───── Material provided

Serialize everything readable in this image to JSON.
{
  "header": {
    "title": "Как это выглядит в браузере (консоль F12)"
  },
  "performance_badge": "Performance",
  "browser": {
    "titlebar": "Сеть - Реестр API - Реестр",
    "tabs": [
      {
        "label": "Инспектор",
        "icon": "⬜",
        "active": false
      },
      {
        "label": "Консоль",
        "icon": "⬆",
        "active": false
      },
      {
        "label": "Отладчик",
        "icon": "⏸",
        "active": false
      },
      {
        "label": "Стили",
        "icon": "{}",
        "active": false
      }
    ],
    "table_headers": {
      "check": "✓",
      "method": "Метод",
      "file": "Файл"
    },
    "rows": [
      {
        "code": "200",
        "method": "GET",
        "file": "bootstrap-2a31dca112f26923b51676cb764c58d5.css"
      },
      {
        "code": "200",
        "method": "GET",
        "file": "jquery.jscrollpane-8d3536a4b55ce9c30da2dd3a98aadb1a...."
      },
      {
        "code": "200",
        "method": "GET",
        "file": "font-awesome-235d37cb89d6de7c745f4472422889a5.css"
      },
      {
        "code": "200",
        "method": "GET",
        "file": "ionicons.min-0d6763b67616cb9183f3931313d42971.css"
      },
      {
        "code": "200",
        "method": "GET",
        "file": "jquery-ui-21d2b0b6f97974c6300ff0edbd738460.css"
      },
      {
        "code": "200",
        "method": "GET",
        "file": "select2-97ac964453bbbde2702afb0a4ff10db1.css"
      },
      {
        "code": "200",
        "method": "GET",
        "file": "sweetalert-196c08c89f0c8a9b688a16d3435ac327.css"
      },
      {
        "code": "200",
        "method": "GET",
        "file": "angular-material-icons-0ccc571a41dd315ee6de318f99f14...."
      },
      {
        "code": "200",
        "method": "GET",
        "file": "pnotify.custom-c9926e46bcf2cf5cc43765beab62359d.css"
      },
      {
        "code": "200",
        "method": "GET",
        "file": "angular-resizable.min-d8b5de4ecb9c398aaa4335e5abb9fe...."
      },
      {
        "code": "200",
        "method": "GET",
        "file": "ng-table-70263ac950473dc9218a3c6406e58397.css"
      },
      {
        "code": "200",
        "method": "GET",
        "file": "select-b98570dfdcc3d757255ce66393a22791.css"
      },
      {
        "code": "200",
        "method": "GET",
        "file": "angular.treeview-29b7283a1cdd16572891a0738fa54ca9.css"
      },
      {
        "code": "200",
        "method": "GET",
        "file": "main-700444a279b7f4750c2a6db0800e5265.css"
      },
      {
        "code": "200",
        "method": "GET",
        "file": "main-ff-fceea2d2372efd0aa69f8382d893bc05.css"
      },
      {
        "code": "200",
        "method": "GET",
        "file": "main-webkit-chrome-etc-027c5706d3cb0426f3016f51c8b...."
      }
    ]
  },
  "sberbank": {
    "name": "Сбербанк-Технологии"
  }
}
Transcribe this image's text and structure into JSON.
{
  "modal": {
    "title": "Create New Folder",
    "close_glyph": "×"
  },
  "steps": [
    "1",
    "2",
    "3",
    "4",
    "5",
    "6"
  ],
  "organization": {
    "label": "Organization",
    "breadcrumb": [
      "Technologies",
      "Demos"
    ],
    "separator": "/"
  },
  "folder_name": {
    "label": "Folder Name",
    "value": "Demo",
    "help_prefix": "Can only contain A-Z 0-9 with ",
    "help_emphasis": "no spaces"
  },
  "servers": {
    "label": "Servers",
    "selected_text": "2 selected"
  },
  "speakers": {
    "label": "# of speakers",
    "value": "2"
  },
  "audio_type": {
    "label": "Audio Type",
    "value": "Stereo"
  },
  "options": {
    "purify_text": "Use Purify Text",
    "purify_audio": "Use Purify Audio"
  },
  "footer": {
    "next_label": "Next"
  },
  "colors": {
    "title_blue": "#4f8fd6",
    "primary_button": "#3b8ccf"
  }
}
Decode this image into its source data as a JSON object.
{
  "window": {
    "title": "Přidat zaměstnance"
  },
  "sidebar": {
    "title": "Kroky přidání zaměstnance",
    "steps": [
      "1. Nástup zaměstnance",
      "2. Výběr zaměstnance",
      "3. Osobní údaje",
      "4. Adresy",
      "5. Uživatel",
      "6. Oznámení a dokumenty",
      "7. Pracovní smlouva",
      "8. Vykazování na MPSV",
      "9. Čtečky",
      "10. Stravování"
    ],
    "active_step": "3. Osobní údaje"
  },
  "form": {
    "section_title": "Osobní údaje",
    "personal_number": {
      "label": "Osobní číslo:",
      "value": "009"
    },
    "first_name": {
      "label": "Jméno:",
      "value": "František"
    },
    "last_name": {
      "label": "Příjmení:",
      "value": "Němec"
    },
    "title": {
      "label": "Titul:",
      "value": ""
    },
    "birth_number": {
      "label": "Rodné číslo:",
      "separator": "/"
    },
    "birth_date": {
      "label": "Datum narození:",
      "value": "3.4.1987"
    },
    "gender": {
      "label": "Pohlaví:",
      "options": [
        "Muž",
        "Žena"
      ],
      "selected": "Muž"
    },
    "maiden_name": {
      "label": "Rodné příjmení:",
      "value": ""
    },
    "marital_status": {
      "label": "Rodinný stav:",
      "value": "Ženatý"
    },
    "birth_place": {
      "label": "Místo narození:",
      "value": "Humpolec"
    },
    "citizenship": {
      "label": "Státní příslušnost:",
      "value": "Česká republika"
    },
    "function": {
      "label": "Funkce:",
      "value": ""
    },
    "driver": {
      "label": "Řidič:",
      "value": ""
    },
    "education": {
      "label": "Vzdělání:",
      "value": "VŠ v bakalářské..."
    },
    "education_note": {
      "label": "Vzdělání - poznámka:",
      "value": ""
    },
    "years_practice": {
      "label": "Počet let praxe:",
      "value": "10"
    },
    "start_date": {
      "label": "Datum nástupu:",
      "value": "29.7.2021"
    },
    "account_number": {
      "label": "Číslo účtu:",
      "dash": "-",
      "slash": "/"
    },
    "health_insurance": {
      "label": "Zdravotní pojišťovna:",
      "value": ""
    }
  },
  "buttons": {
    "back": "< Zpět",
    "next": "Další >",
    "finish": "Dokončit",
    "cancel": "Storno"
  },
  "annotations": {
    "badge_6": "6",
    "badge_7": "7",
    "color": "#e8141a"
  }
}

──────────

- [Task goal]: Reproduce the listing above word for word.

- [Answer]:
Serialize everything readable in this image to JSON.
{
  "header": {
    "title": "Как это выглядит в браузере (консоль F12)"
  },
  "performance_badge": "Performance",
  "browser": {
    "titlebar": "Сеть - Реестр API - Реестр",
    "tabs": [
      {
        "label": "Инспектор",
        "icon": "⬜",
        "active": false
      },
      {
        "label": "Консоль",
        "icon": "⬆",
        "active": false
      },
      {
        "label": "Отладчик",
        "icon": "⏸",
        "active": false
      },
      {
        "label": "Стили",
        "icon": "{}",
        "active": false
      }
    ],
    "table_headers": {
      "check": "✓",
      "method": "Метод",
      "file": "Файл"
    },
    "rows": [
      {
        "code": "200",
        "method": "GET",
        "file": "bootstrap-2a31dca112f26923b51676cb764c58d5.css"
      },
      {
        "code": "200",
        "method": "GET",
        "file": "jquery.jscrollpane-8d3536a4b55ce9c30da2dd3a98aadb1a...."
      },
      {
        "code": "200",
        "method": "GET",
        "file": "font-awesome-235d37cb89d6de7c745f4472422889a5.css"
      },
      {
        "code": "200",
        "method": "GET",
        "file": "ionicons.min-0d6763b67616cb9183f3931313d42971.css"
      },
      {
        "code": "200",
        "method": "GET",
        "file": "jquery-ui-21d2b0b6f97974c6300ff0edbd738460.css"
      },
      {
        "code": "200",
        "method": "GET",
        "file": "select2-97ac964453bbbde2702afb0a4ff10db1.css"
      },
      {
        "code": "200",
        "method": "GET",
        "file": "sweetalert-196c08c89f0c8a9b688a16d3435ac327.css"
      },
      {
        "code": "200",
        "method": "GET",
        "file": "angular-material-icons-0ccc571a41dd315ee6de318f99f14...."
      },
      {
        "code": "200",
        "method": "GET",
        "file": "pnotify.custom-c9926e46bcf2cf5cc43765beab62359d.css"
      },
      {
        "code": "200",
        "method": "GET",
        "file": "angular-resizable.min-d8b5de4ecb9c398aaa4335e5abb9fe...."
      },
      {
        "code": "200",
        "method": "GET",
        "file": "ng-table-70263ac950473dc9218a3c6406e58397.css"
      },
      {
        "code": "200",
        "method": "GET",
        "file": "select-b98570dfdcc3d757255ce66393a22791.css"
      },
      {
        "code": "200",
        "method": "GET",
        "file": "angular.treeview-29b7283a1cdd16572891a0738fa54ca9.css"
      },
      {
        "code": "200",
        "method": "GET",
        "file": "main-700444a279b7f4750c2a6db0800e5265.css"
      },
      {
        "code": "200",
        "method": "GET",
        "file": "main-ff-fceea2d2372efd0aa69f8382d893bc05.css"
      },
      {
        "code": "200",
        "method": "GET",
        "file": "main-webkit-chrome-etc-027c5706d3cb0426f3016f51c8b...."
      }
    ]
  },
  "sberbank": {
    "name": "Сбербанк-Технологии"
  }
}
Transcribe this image's text and structure into JSON.
{
  "modal": {
    "title": "Create New Folder",
    "close_glyph": "×"
  },
  "steps": [
    "1",
    "2",
    "3",
    "4",
    "5",
    "6"
  ],
  "organization": {
    "label": "Organization",
    "breadcrumb": [
      "Technologies",
      "Demos"
    ],
    "separator": "/"
  },
  "folder_name": {
    "label": "Folder Name",
    "value": "Demo",
    "help_prefix": "Can only contain A-Z 0-9 with ",
    "help_emphasis": "no spaces"
  },
  "servers": {
    "label": "Servers",
    "selected_text": "2 selected"
  },
  "speakers": {
    "label": "# of speakers",
    "value": "2"
  },
  "audio_type": {
    "label": "Audio Type",
    "value": "Stereo"
  },
  "options": {
    "purify_text": "Use Purify Text",
    "purify_audio": "Use Purify Audio"
  },
  "footer": {
    "next_label": "Next"
  },
  "colors": {
    "title_blue": "#4f8fd6",
    "primary_button": "#3b8ccf"
  }
}
Decode this image into its source data as a JSON object.
{
  "window": {
    "title": "Přidat zaměstnance"
  },
  "sidebar": {
    "title": "Kroky přidání zaměstnance",
    "steps": [
      "1. Nástup zaměstnance",
      "2. Výběr zaměstnance",
      "3. Osobní údaje",
      "4. Adresy",
      "5. Uživatel",
      "6. Oznámení a dokumenty",
      "7. Pracovní smlouva",
      "8. Vykazování na MPSV",
      "9. Čtečky",
      "10. Stravování"
    ],
    "active_step": "3. Osobní údaje"
  },
  "form": {
    "section_title": "Osobní údaje",
    "personal_number": {
      "label": "Osobní číslo:",
      "value": "009"
    },
    "first_name": {
      "label": "Jméno:",
      "value": "František"
    },
    "last_name": {
      "label": "Příjmení:",
      "value": "Němec"
    },
    "title": {
      "label": "Titul:",
      "value": ""
    },
    "birth_number": {
      "label": "Rodné číslo:",
      "separator": "/"
    },
    "birth_date": {
      "label": "Datum narození:",
      "value": "3.4.1987"
    },
    "gender": {
      "label": "Pohlaví:",
      "options": [
        "Muž",
        "Žena"
      ],
      "selected": "Muž"
    },
    "maiden_name": {
      "label": "Rodné příjmení:",
      "value": ""
    },
    "marital_status": {
      "label": "Rodinný stav:",
      "value": "Ženatý"
    },
    "birth_place": {
      "label": "Místo narození:",
      "value": "Humpolec"
    },
    "citizenship": {
      "label": "Státní příslušnost:",
      "value": "Česká republika"
    },
    "function": {
      "label": "Funkce:",
      "value": ""
    },
    "driver": {
      "label": "Řidič:",
      "value": ""
    },
    "education": {
      "label": "Vzdělání:",
      "value": "VŠ v bakalářské..."
    },
    "education_note": {
      "label": "Vzdělání - poznámka:",
      "value": ""
    },
    "years_practice": {
      "label": "Počet let praxe:",
      "value": "10"
    },
    "start_date": {
      "label": "Datum nástupu:",
      "value": "29.7.2021"
    },
    "account_number": {
      "label": "Číslo účtu:",
      "dash": "-",
      "slash": "/"
    },
    "health_insurance": {
      "label": "Zdravotní pojišťovna:",
      "value": ""
    }
  },
  "buttons": {
    "back": "< Zpět",
    "next": "Další >",
    "finish": "Dokončit",
    "cancel": "Storno"
  },
  "annotations": {
    "badge_6": "6",
    "badge_7": "7",
    "color": "#e8141a"
  }
}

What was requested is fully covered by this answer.